◆ What you will do: Reproduce the records exactly.
* begin Provided records *
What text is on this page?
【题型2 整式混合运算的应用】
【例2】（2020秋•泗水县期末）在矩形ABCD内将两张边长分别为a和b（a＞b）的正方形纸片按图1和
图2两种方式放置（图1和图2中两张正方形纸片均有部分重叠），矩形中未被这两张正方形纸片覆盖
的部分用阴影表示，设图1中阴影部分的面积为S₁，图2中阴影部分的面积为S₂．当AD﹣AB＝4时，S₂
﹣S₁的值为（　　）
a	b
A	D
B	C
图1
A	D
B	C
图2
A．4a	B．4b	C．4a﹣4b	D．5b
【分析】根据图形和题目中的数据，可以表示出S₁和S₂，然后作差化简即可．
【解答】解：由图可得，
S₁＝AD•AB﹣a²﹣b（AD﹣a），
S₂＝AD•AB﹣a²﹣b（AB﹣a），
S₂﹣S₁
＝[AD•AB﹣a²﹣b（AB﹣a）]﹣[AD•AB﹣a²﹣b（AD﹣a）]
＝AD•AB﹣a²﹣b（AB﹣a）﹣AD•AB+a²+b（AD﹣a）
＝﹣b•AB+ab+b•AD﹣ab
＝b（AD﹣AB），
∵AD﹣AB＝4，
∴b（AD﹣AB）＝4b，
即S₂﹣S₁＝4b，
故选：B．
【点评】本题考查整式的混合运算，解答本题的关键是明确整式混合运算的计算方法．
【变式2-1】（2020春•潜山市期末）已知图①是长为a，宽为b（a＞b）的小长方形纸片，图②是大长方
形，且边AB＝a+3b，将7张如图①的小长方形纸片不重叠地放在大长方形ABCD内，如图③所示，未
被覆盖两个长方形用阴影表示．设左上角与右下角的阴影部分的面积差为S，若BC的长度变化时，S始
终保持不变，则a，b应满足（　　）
* end Provided records *
◆ Complete response:
What text is on this page?
【题型2 整式混合运算的应用】
【例2】（2020秋•泗水县期末）在矩形ABCD内将两张边长分别为a和b（a＞b）的正方形纸片按图1和
图2两种方式放置（图1和图2中两张正方形纸片均有部分重叠），矩形中未被这两张正方形纸片覆盖
的部分用阴影表示，设图1中阴影部分的面积为S₁，图2中阴影部分的面积为S₂．当AD﹣AB＝4时，S₂
﹣S₁的值为（　　）
a	b
A	D
B	C
图1
A	D
B	C
图2
A．4a	B．4b	C．4a﹣4b	D．5b
【分析】根据图形和题目中的数据，可以表示出S₁和S₂，然后作差化简即可．
【解答】解：由图可得，
S₁＝AD•AB﹣a²﹣b（AD﹣a），
S₂＝AD•AB﹣a²﹣b（AB﹣a），
S₂﹣S₁
＝[AD•AB﹣a²﹣b（AB﹣a）]﹣[AD•AB﹣a²﹣b（AD﹣a）]
＝AD•AB﹣a²﹣b（AB﹣a）﹣AD•AB+a²+b（AD﹣a）
＝﹣b•AB+ab+b•AD﹣ab
＝b（AD﹣AB），
∵AD﹣AB＝4，
∴b（AD﹣AB）＝4b，
即S₂﹣S₁＝4b，
故选：B．
【点评】本题考查整式的混合运算，解答本题的关键是明确整式混合运算的计算方法．
【变式2-1】（2020春•潜山市期末）已知图①是长为a，宽为b（a＞b）的小长方形纸片，图②是大长方
形，且边AB＝a+3b，将7张如图①的小长方形纸片不重叠地放在大长方形ABCD内，如图③所示，未
被覆盖两个长方形用阴影表示．设左上角与右下角的阴影部分的面积差为S，若BC的长度变化时，S始
终保持不变，则a，b应满足（　　）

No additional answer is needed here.